• **GOAL**
Keep only the lines that hold the string "النهي", filtering out the rest of the entries below.

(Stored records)

________________________

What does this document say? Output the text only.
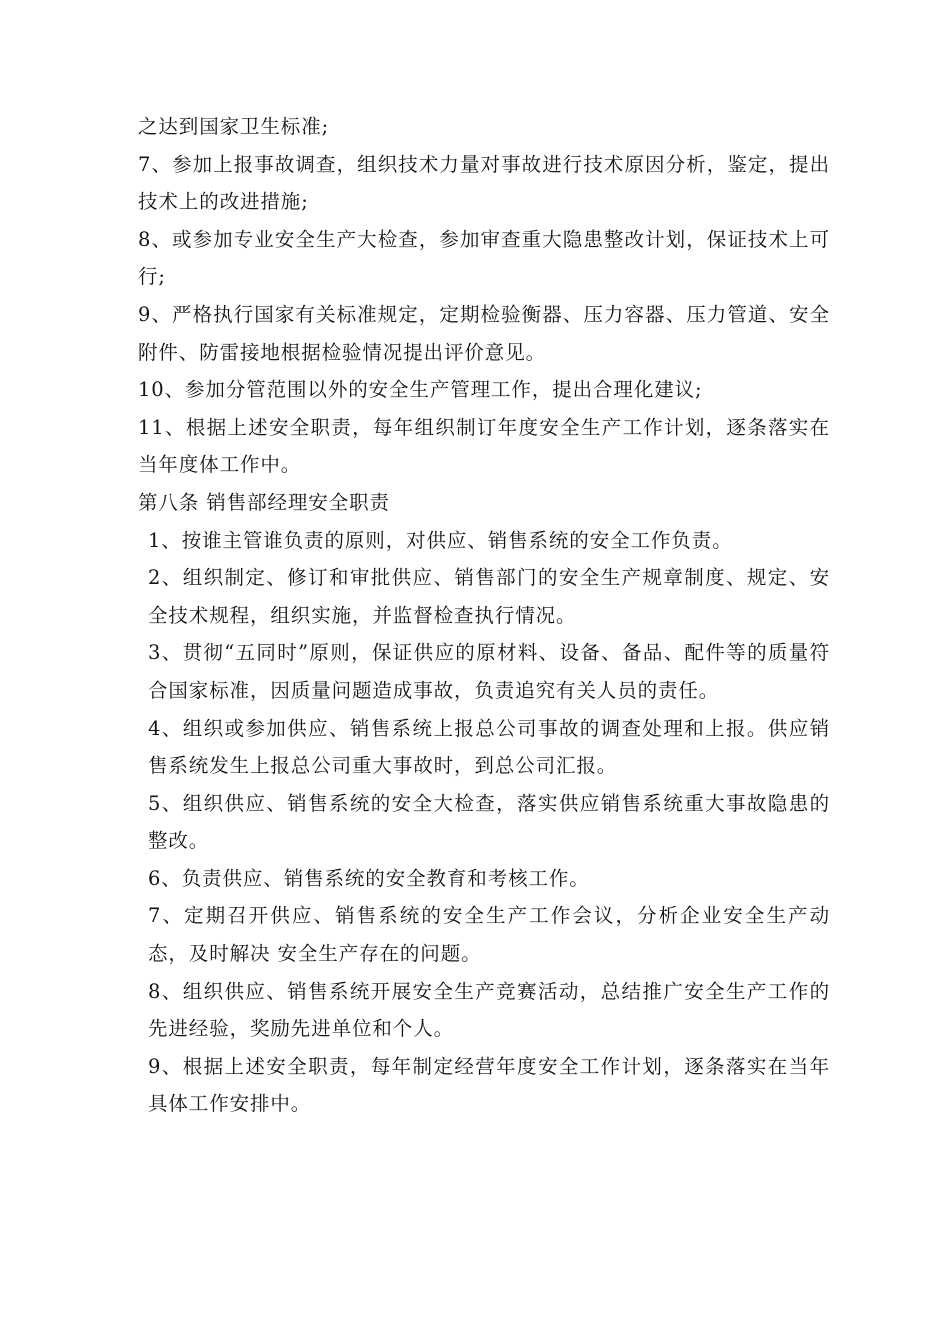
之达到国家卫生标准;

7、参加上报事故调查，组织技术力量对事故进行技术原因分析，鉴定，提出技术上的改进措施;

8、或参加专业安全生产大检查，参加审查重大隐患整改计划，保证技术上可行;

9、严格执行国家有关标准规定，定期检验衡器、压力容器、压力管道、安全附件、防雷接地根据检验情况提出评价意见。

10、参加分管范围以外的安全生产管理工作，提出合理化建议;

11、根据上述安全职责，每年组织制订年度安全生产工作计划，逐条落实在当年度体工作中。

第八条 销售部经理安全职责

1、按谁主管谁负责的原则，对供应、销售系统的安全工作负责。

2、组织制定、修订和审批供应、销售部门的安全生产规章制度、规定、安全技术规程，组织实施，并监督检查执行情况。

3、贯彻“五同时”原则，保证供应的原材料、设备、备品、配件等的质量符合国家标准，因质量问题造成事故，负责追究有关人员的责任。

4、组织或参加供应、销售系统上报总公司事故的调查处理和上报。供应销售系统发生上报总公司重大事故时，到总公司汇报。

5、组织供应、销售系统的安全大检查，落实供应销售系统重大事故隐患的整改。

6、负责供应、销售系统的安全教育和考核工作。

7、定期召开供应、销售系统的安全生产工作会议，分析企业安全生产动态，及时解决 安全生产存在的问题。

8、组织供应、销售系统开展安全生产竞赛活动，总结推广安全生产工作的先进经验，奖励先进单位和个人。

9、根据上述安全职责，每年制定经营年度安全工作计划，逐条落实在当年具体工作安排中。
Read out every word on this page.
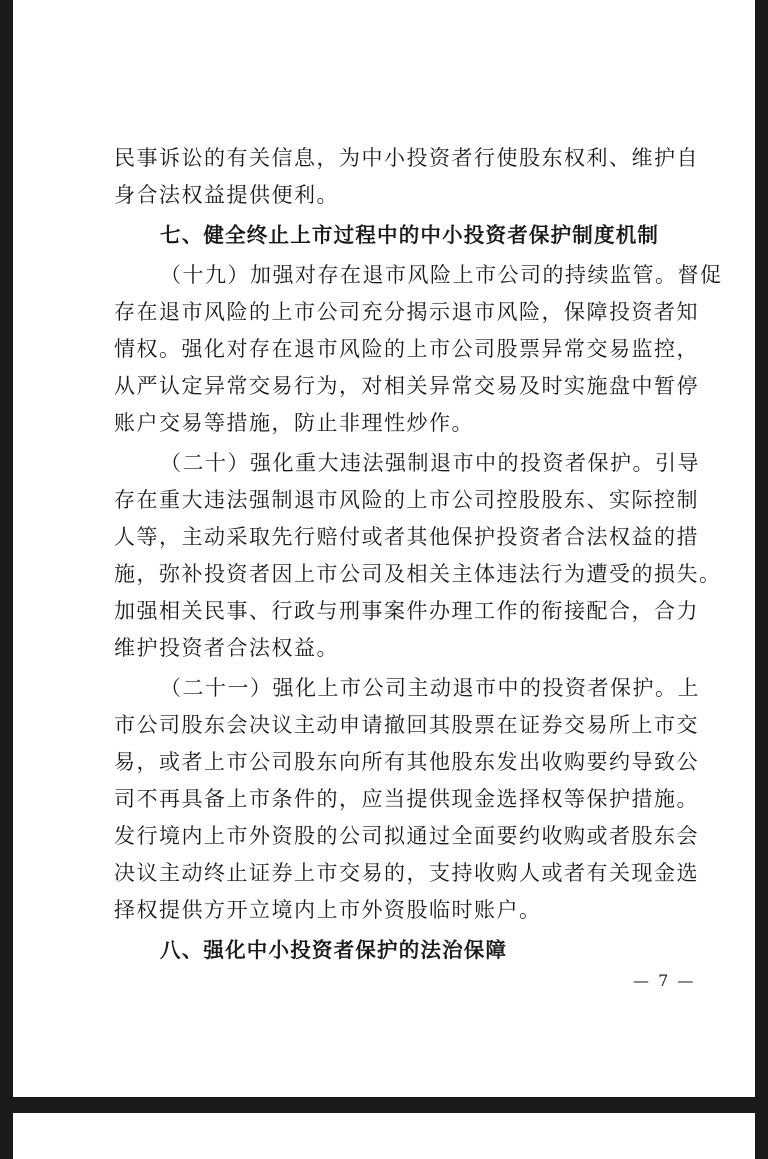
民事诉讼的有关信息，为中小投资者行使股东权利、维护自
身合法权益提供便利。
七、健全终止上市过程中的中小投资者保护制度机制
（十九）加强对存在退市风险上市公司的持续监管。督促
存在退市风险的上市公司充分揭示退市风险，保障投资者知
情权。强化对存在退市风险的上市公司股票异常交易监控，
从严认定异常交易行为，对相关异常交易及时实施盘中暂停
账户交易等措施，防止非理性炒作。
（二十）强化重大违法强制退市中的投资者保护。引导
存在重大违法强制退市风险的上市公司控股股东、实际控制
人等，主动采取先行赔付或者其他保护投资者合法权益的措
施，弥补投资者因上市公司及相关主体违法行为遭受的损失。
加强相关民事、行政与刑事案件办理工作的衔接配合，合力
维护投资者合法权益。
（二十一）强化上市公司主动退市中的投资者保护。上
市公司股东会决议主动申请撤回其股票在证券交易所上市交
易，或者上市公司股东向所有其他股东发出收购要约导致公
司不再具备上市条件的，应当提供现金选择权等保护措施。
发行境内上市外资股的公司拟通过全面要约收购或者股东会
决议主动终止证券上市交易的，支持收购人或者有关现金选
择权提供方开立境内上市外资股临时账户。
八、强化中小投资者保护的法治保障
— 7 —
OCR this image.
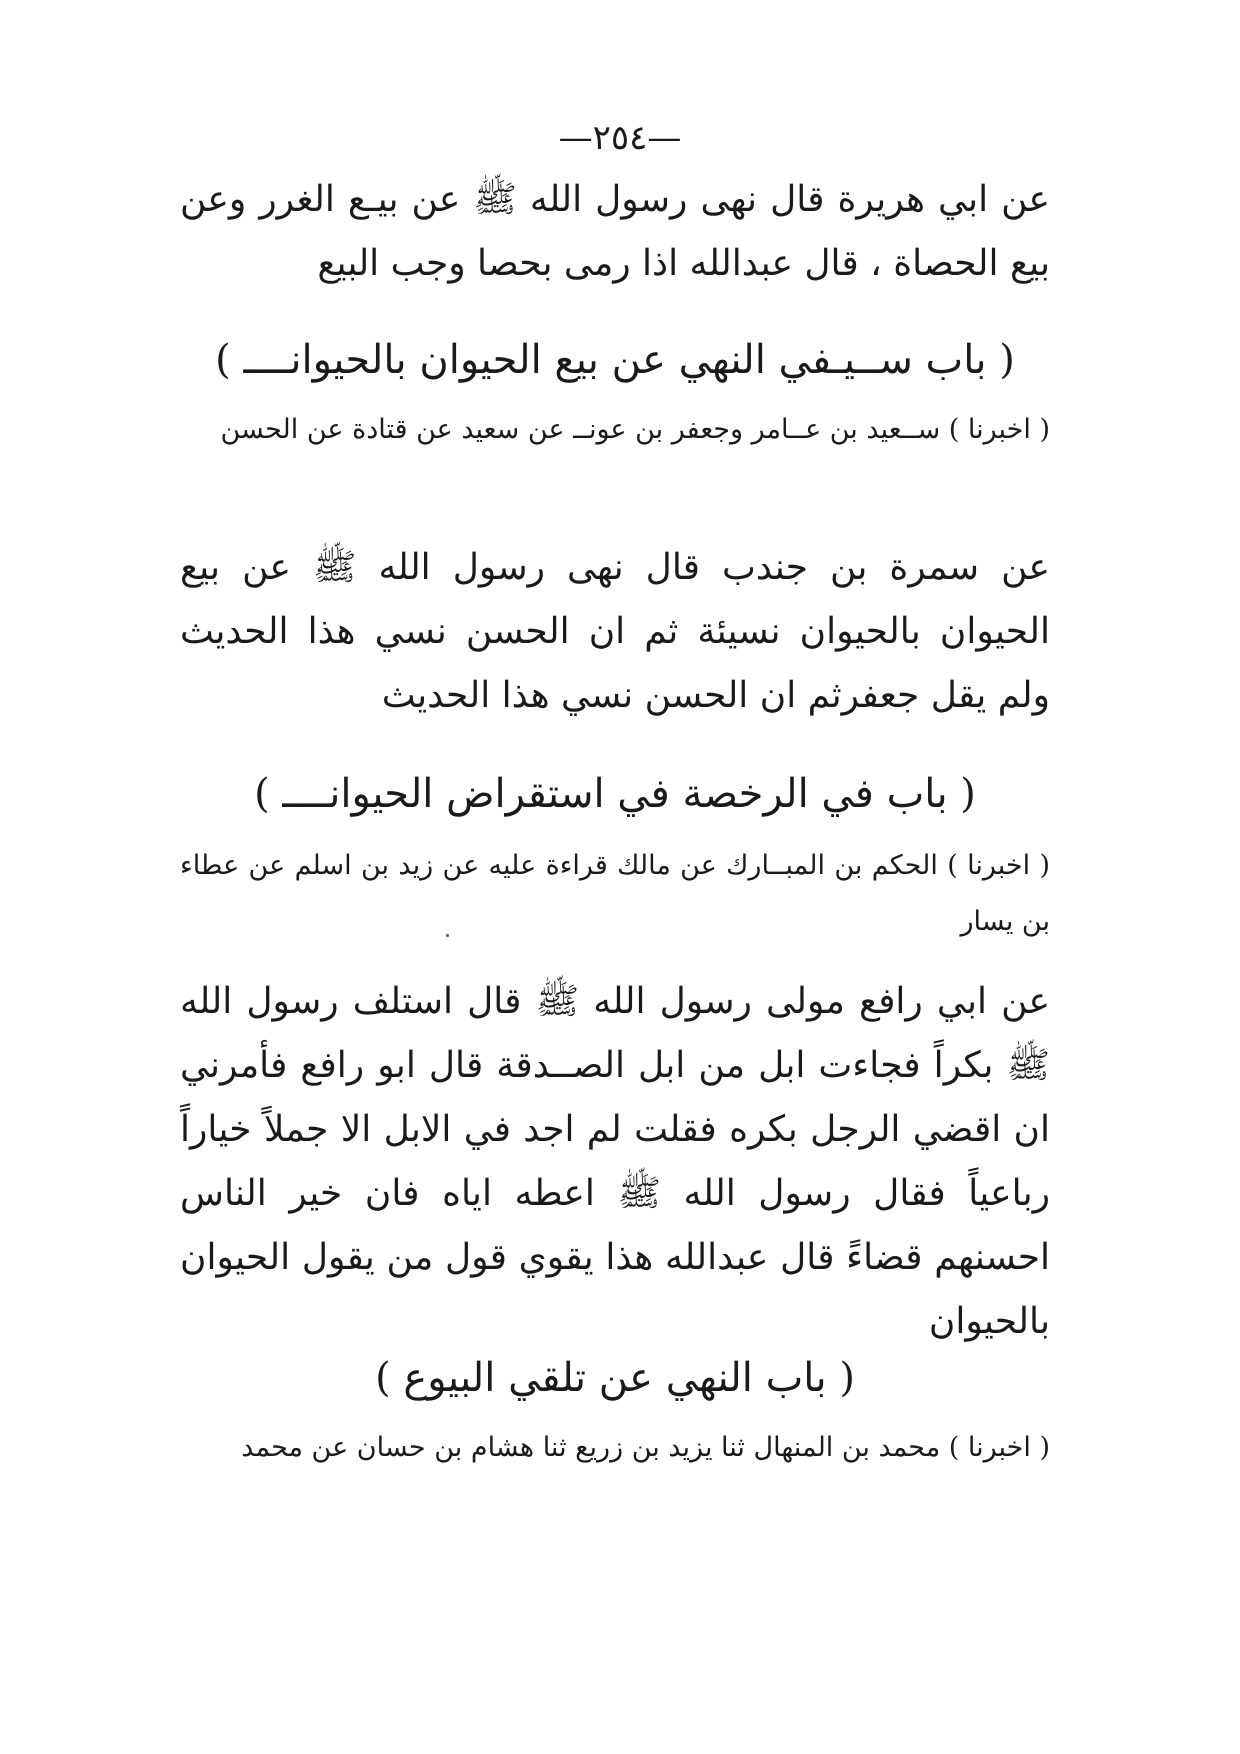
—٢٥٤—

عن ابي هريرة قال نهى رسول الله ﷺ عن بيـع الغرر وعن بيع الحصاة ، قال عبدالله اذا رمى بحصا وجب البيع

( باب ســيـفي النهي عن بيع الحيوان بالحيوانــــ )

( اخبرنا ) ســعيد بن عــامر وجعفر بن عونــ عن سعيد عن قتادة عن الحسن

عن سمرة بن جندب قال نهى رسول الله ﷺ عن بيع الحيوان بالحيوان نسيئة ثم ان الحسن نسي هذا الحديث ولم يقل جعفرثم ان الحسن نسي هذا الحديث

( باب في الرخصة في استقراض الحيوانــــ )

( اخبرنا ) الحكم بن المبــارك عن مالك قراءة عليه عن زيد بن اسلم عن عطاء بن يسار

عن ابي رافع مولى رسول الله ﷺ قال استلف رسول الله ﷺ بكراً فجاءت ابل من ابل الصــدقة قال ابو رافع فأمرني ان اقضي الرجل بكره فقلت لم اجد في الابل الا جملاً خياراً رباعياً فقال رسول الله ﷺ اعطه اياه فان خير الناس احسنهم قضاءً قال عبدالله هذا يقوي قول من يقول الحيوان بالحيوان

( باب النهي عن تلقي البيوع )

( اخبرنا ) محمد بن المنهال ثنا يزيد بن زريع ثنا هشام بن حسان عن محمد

________________________

• **SOLUTION**
( باب ســيـفي النهي عن بيع الحيوان بالحيوانــــ )
( باب النهي عن تلقي البيوع )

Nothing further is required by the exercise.